# Текстовый блок:

—————

А на излете войны, в начале 1944 года, завод снова отправился в Москву, и семейство Яшиных, естественно, – вместе с ним.
Последние мгновения перед стартом игры. Советская сборная выходят на поле, а замыкает её наш великий Лев Яшин. 1960 г.
Со своим жалким скарбом въехали они в свой двор на Миллионной, обнимались и целовались с многочисленной родней. Но вместо двора, куда вел всего один прыжок из окна квартиры, пришлось теперь каждый день совершать более длинное путешествие – через всю Москву из Сокольников в Тушино, где в пустовавших три года цехах заработал ставший своим теперь и для него завод.
Вскоре после Победы 16-летний Лев Яшин был удостоен своей первой награды, которую считал самой дорогой, – медали «За доблестный труд в Великой Отечественной войне 1941–1945 годов». Тогда впервые сидел в президиуме собрания, где вручали медаль. Шел на сцену бочком, чуть ссутулившись, отводя глаза от стеснения перед залом. Когда поднялся получать награду, покраснел от объявления в микрофон: «Медаль вручается одному из лучших слесарей завода». А из зала кто-то крикнул: «И футболисту!» Ему показалось, аплодисменты стали сильнее. Сколько потом придется сидеть в президиумах, получать орденов, спортивных наград. И уже не под аплодисменты – под бурю оваций, когда весь зал, а то и целый стадион вставал как один человек. Не ритуально, как приветствовали вождей, а искренне, в едином порыве симпатий, уважения, почтения, позже – еще и сострадания, сопереживания мужеству спортсмена, которого постигла беда.
Первая награда мало что меняла в привычной каждодневности. Освоив еще в эвакуации слесарное дело, научился и другим рабочим профессиям, мог теперь дать фору и строгальщикам, и шлифовальщикам, параллельно учился в вечерней школе, или, как тогда принято было называть, школе рабочей молодежи. Но только молодая жизнь потекла как по маслу (работа, учеба, футбол с хоккеем, девочки, танцы), произошел срыв, подобный тем, что многих посещает в переходном возрасте. Впрочем, только казалось, что как по маслу.

—————

(Аннотации элементов страницы)
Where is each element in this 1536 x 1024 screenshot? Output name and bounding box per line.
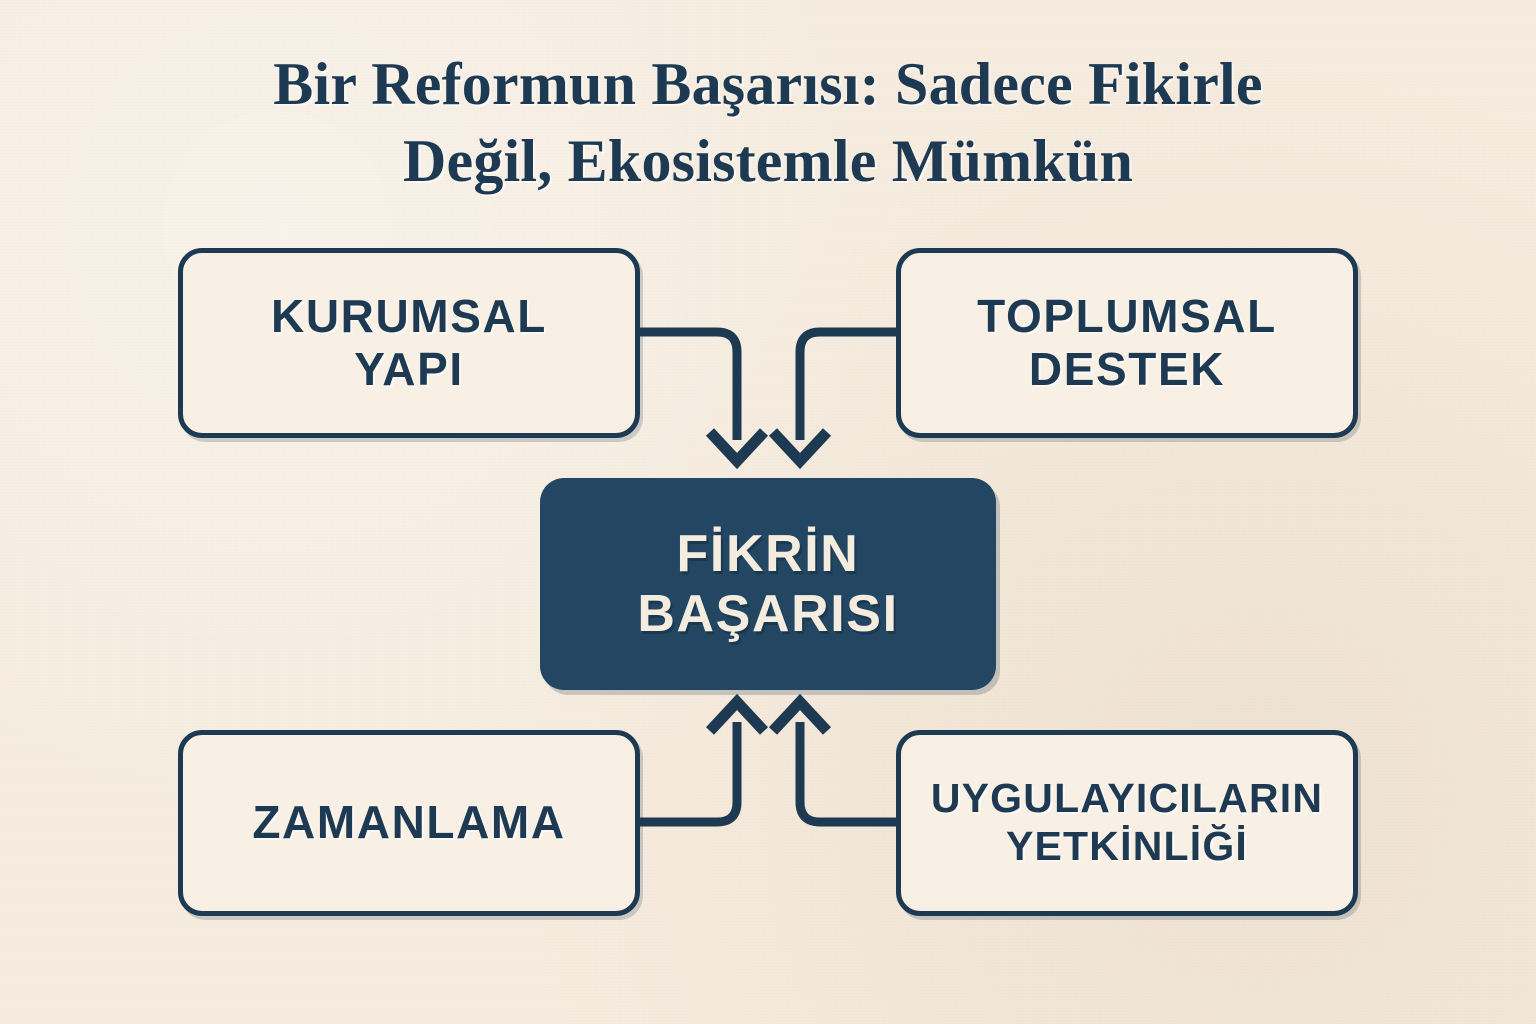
arrowhead-up-right — [773, 702, 827, 731]
connector-zamanlama-to-center — [640, 722, 737, 822]
arrowhead-up-left — [710, 702, 764, 731]
connector-toplumsal-to-center — [800, 332, 896, 440]
arrowhead-down-left — [710, 432, 764, 461]
node-toplumsal-destek[interactable]: TOPLUMSAL DESTEK — [896, 248, 1358, 438]
page-title: Bir Reformun Başarısı: Sadece Fikirle De… — [0, 46, 1536, 200]
arrowhead-down-right — [773, 432, 827, 461]
node-uygulayicilarin-yetkinligi[interactable]: UYGULAYICILARIN YETKİNLİĞİ — [896, 730, 1358, 916]
node-zamanlama-label: ZAMANLAMA — [252, 796, 565, 849]
diagram-canvas: Bir Reformun Başarısı: Sadece Fikirle De… — [0, 0, 1536, 1024]
node-fikrin-basarisi[interactable]: FİKRİN BAŞARISI — [540, 478, 996, 690]
connector-kurumsal-to-center — [640, 332, 737, 440]
node-toplumsal-destek-label: TOPLUMSAL DESTEK — [977, 290, 1277, 397]
node-kurumsal-yapi-label: KURUMSAL YAPI — [271, 290, 547, 397]
node-kurumsal-yapi[interactable]: KURUMSAL YAPI — [178, 248, 640, 438]
node-fikrin-basarisi-label: FİKRİN BAŞARISI — [637, 524, 898, 645]
node-zamanlama[interactable]: ZAMANLAMA — [178, 730, 640, 916]
connector-uygulayici-to-center — [800, 722, 896, 822]
node-uygulayicilarin-yetkinligi-label: UYGULAYICILARIN YETKİNLİĞİ — [931, 775, 1323, 870]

—————

# Задания:
a - Ответьте на вопросы по тексту о Льве Яшине:
(i) Когда, согласно тексту, завод снова отправился в Москву?
(ii) Какой медалью был награжден Лев Яшин вскоре после Победы?
(iii) Как тогда было принято называть вечернюю школу?
b - Приведите фрагмент текста о Льве Яшине, начиная со слов «Последние мгновения перед» и заканчивая словами «для него завод.», переименовав в нем «Тушино» в «Химки».
c - Перечислите все занятия, которые в тексте о Льве Яшине указаны в скобках при описании молодой жизни.

# Ожидаемые результаты:
a -
(i) На излете войны, в начале 1944 года.
(ii) Медалью «За доблестный труд в Великой Отечественной войне 1941–1945 годов».
(iii) Школой рабочей молодежи.

b -
Последние мгновения перед стартом игры. Советская сборная выходят на поле, а замыкает её наш великий Лев Яшин. 1960 г.
Со своим жалким скарбом въехали они в свой двор на Миллионной, обнимались и целовались с многочисленной родней. Но вместо двора, куда вел всего один прыжок из окна квартиры, пришлось теперь каждый день совершать более длинное путешествие – через всю Москву из Сокольников в Химки, где в пустовавших три года цехах заработал ставший своим теперь и для него завод.

c - Работа, учеба, футбол с хоккеем, девочки, танцы.